* EXERCISE PROMPT
Pull out every line below that contains the word "icon".

— start RECORDS SHOWN —

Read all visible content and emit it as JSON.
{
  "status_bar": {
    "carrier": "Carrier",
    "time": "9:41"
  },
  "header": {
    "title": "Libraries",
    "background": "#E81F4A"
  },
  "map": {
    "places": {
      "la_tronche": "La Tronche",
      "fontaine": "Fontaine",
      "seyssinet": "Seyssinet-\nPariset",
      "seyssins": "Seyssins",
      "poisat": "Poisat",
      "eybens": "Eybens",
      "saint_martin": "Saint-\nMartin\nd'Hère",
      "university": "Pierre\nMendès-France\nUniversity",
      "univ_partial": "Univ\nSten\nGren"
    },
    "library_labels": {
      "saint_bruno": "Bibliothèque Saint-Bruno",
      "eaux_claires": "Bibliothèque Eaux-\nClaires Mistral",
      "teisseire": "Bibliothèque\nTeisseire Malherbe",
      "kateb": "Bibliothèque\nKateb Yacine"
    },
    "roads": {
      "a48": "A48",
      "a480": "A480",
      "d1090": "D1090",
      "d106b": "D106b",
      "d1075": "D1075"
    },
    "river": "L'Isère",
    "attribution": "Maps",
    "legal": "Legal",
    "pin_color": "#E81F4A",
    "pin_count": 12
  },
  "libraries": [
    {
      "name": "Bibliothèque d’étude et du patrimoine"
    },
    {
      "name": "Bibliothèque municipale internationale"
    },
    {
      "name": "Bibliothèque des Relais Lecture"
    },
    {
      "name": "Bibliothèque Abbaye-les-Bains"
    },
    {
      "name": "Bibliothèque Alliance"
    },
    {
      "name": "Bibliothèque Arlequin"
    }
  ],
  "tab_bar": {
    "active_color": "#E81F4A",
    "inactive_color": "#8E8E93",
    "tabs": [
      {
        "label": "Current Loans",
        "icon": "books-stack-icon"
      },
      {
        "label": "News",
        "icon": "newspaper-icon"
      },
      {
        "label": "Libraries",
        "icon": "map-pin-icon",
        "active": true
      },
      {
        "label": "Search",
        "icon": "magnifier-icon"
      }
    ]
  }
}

— end RECORDS SHOWN —

* SOLUTION FOR THIS PROBLEM
        "icon": "books-stack-icon"
        "icon": "newspaper-icon"
        "icon": "map-pin-icon",
        "icon": "magnifier-icon"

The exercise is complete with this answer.